• WHAT TO WORK ON:
Determine how many lines of the records include "value", and answer with the number alone.

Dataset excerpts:
----
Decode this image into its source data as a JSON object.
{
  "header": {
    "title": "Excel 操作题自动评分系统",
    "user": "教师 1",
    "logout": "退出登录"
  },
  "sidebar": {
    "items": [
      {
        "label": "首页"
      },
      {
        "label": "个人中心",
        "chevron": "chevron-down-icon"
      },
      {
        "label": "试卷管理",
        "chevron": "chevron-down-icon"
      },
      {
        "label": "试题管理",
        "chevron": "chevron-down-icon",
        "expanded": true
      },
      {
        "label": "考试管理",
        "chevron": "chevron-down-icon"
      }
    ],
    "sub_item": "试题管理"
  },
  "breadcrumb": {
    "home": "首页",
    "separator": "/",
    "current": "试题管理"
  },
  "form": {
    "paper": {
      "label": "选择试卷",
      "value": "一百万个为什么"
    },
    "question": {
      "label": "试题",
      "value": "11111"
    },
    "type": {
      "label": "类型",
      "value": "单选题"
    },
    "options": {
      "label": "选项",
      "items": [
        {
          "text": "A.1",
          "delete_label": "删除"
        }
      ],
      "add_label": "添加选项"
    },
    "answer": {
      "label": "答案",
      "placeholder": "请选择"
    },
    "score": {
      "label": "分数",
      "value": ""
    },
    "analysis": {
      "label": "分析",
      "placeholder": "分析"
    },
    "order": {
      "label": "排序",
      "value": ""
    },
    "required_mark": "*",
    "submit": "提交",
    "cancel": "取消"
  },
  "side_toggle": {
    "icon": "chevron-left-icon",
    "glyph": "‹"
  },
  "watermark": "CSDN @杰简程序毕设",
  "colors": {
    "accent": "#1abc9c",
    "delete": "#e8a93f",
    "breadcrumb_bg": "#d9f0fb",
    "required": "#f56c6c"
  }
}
----
• WRITTEN SOLUTION:
5